Stored data
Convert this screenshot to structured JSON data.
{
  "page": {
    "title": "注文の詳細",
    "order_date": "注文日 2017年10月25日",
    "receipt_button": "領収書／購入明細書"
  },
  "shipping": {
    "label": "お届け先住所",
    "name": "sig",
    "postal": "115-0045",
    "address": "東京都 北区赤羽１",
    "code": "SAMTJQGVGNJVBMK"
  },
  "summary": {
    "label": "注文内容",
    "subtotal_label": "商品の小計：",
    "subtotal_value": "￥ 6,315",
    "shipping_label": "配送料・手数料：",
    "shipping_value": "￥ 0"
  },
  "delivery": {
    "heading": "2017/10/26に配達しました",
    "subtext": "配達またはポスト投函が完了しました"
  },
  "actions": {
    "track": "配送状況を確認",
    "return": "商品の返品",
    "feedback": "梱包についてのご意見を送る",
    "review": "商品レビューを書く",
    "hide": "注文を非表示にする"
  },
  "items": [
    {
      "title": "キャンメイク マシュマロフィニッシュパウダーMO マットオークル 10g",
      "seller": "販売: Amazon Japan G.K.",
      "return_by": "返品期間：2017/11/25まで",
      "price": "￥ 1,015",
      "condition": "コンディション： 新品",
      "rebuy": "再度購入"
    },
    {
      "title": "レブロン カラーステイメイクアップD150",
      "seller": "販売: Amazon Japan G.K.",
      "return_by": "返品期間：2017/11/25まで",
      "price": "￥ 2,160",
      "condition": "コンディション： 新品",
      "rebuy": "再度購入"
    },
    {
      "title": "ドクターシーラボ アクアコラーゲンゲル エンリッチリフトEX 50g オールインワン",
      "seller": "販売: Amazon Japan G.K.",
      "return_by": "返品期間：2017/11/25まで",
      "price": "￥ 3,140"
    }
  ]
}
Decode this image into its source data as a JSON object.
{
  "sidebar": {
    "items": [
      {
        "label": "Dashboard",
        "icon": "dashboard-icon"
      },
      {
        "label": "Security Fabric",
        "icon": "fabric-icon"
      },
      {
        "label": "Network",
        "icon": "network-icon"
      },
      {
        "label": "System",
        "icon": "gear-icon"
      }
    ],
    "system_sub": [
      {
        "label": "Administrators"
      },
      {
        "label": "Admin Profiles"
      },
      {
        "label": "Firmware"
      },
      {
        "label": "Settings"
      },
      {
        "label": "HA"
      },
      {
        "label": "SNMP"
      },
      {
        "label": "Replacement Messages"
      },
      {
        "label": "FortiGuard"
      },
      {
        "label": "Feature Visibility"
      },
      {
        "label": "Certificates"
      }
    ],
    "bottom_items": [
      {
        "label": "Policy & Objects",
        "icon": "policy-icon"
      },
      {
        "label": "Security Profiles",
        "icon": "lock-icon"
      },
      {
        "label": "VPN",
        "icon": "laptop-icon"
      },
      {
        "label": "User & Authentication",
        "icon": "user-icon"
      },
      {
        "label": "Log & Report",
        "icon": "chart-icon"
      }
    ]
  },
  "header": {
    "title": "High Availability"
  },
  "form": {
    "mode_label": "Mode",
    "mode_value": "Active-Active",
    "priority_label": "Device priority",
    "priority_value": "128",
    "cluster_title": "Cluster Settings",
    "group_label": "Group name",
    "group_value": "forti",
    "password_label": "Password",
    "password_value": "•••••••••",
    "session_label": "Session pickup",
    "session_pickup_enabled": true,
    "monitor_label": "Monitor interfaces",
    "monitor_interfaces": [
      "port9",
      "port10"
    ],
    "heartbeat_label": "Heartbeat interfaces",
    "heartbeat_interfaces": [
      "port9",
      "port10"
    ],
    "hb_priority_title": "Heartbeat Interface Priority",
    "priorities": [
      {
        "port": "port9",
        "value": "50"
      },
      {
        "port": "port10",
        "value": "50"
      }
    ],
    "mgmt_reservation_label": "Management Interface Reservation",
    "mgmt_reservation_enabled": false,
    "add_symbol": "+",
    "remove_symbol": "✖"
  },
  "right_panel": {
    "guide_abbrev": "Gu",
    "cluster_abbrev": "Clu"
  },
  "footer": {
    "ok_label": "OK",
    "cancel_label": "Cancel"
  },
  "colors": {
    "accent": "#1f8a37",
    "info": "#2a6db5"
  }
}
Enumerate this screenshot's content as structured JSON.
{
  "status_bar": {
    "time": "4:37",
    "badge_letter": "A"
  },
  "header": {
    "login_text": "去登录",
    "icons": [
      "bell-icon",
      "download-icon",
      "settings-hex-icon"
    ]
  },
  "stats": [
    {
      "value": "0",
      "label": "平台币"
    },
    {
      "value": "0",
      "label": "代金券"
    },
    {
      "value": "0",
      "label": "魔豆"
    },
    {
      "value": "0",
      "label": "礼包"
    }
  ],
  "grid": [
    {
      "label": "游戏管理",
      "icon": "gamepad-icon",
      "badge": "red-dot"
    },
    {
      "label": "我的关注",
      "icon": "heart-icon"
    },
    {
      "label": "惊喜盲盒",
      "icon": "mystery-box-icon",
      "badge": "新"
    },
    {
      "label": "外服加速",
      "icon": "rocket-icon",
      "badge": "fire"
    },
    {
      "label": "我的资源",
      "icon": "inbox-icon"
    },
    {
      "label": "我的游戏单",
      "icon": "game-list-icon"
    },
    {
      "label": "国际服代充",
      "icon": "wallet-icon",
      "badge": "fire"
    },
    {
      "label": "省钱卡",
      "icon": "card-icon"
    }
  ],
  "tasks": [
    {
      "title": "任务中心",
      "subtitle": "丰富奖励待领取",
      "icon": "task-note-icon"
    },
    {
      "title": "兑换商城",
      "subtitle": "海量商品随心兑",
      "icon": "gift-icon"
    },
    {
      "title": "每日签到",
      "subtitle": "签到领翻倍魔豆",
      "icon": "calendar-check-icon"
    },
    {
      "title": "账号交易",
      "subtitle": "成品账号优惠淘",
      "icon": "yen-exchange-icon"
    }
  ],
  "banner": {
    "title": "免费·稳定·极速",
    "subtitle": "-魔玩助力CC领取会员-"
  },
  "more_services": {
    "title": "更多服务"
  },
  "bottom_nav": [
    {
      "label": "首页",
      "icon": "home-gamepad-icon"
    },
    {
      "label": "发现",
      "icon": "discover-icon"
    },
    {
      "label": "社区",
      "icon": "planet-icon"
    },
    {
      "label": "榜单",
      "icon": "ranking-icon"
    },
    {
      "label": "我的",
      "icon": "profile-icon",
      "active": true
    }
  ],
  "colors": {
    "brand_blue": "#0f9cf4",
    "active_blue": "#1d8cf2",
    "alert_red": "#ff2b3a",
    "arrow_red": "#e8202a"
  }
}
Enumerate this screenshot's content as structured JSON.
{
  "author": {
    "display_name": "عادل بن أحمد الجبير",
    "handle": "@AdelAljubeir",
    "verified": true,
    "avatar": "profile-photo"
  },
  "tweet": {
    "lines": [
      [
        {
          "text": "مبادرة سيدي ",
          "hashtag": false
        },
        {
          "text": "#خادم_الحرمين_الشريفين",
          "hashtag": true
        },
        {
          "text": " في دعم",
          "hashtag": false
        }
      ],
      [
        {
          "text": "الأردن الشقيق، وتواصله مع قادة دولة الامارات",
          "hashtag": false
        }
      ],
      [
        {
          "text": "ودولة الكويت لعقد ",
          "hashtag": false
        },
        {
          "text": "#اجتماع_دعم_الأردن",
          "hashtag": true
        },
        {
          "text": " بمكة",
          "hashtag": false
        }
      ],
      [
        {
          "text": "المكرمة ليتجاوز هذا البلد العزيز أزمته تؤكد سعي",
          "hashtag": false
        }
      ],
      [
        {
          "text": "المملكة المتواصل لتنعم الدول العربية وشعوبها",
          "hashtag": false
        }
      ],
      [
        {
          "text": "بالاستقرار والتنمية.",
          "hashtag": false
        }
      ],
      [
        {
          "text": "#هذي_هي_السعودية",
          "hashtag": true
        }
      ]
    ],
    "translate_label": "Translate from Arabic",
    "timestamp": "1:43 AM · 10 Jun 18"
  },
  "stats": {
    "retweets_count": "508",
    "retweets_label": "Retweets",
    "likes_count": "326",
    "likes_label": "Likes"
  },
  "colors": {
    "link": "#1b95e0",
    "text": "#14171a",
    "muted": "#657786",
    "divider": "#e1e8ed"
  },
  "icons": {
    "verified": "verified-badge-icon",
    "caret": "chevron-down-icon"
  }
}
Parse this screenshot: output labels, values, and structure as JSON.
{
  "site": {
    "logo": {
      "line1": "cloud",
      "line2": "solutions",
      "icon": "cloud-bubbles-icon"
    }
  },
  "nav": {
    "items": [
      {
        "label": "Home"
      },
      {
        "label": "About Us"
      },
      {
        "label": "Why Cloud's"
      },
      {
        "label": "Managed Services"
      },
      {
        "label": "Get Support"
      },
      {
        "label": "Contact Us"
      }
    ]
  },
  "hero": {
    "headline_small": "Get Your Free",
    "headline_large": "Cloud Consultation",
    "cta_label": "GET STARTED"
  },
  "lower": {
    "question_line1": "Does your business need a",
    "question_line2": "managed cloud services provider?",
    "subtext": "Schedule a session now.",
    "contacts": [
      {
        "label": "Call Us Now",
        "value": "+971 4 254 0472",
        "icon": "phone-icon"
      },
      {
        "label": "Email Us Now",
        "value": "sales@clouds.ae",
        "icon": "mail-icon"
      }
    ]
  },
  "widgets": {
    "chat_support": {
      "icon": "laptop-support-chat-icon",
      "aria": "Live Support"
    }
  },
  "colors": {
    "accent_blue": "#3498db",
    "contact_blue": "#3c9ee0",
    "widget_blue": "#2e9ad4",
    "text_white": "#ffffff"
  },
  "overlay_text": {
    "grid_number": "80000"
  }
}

#### Problem requirements:
Copy each line of the preceding data that contains the string "subtext".

#### Complete answer:
    "subtext": "配達またはポスト投函が完了しました"
    "subtext": "Schedule a session now.",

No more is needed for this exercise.